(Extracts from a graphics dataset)
----------

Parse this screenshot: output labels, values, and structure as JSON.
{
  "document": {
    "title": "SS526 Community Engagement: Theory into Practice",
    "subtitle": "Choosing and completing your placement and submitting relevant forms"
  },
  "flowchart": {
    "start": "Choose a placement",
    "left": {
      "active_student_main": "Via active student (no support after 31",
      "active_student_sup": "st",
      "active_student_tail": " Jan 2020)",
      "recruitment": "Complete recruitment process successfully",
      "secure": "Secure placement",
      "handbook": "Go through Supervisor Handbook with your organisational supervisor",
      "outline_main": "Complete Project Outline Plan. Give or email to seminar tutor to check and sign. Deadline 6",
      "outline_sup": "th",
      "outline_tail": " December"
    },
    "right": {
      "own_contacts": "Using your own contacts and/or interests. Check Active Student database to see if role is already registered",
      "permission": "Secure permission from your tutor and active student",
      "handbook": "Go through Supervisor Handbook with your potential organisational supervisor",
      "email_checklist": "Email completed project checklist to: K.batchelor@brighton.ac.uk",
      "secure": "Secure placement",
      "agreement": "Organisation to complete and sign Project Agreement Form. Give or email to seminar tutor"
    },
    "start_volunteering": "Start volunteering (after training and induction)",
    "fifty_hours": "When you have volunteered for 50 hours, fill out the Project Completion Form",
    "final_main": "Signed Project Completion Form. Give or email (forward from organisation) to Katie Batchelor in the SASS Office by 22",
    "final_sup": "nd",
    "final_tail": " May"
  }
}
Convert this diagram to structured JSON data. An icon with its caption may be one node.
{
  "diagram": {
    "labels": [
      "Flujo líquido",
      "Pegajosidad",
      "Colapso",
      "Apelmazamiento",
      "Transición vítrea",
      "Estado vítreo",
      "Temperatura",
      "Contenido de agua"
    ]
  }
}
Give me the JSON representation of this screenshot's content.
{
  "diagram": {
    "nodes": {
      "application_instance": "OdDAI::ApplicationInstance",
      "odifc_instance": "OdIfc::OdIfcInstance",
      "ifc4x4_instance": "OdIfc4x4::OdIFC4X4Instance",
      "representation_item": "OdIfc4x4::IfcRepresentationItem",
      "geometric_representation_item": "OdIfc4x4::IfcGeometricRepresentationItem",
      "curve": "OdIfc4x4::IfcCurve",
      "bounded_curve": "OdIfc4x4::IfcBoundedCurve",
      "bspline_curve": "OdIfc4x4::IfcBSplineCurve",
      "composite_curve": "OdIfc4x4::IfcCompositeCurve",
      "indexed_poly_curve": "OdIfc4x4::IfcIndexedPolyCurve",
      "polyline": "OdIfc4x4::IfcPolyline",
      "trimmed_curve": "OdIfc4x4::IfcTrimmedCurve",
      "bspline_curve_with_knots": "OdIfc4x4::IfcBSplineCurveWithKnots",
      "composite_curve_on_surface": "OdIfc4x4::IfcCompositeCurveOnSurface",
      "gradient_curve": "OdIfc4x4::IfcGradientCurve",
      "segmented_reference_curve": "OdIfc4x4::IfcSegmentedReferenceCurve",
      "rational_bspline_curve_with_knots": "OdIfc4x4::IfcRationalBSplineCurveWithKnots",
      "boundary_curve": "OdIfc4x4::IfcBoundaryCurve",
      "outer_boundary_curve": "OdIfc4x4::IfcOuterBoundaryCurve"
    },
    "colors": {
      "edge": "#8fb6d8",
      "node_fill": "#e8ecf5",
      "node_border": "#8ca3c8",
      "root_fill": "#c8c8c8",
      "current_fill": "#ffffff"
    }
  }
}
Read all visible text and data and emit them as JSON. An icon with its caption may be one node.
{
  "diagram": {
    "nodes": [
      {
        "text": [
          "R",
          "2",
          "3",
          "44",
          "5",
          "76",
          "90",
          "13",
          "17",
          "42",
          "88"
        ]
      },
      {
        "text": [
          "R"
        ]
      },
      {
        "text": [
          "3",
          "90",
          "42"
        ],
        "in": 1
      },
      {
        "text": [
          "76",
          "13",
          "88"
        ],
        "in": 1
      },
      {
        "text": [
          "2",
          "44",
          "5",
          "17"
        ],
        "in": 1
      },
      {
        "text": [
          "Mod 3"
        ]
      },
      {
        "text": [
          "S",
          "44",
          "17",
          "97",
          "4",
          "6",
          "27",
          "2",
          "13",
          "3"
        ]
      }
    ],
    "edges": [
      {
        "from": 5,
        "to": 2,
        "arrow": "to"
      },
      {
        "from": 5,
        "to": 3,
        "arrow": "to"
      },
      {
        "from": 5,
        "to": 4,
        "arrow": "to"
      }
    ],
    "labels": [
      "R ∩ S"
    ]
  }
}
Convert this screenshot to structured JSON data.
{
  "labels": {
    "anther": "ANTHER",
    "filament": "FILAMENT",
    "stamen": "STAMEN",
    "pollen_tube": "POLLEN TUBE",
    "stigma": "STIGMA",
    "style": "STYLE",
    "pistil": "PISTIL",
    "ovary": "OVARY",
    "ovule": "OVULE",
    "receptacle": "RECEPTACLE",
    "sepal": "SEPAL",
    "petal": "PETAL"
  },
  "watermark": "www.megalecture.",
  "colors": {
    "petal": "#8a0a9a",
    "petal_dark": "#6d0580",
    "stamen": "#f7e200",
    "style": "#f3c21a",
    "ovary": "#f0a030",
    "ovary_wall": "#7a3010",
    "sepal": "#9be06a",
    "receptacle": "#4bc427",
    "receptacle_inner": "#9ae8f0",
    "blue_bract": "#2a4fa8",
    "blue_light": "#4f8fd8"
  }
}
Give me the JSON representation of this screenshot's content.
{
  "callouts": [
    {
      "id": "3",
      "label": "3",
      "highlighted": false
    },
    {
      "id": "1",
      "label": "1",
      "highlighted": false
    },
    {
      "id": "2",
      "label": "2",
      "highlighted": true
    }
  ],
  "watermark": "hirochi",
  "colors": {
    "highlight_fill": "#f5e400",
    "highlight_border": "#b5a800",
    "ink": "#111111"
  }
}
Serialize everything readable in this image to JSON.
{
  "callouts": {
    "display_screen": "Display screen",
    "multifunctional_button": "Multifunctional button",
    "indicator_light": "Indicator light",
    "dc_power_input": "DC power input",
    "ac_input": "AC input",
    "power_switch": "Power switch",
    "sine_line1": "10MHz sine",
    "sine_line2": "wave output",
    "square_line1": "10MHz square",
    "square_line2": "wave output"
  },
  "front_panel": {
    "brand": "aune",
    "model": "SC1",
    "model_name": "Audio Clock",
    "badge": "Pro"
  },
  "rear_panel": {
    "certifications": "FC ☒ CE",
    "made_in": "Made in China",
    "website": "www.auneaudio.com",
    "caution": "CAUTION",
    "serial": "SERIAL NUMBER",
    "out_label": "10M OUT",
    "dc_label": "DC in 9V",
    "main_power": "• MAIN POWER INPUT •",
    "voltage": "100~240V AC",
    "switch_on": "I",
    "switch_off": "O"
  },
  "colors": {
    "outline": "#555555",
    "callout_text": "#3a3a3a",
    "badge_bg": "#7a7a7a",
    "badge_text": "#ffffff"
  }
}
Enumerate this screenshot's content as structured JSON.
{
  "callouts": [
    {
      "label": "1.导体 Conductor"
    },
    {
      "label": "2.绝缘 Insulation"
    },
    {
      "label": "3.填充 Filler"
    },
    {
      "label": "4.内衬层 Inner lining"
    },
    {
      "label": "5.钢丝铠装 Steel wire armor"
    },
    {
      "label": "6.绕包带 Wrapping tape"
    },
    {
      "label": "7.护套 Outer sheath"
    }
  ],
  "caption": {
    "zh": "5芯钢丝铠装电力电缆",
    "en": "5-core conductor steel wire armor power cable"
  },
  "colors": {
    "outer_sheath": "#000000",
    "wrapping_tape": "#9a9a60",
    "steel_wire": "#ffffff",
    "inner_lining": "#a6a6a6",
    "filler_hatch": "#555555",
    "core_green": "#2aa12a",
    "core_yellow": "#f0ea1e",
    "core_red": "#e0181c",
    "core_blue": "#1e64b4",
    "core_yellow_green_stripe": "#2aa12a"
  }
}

----------

_Exercise description_.
Report the number of lines in the listing where the string "after" appears, and nothing besides.

_Task solution_.
2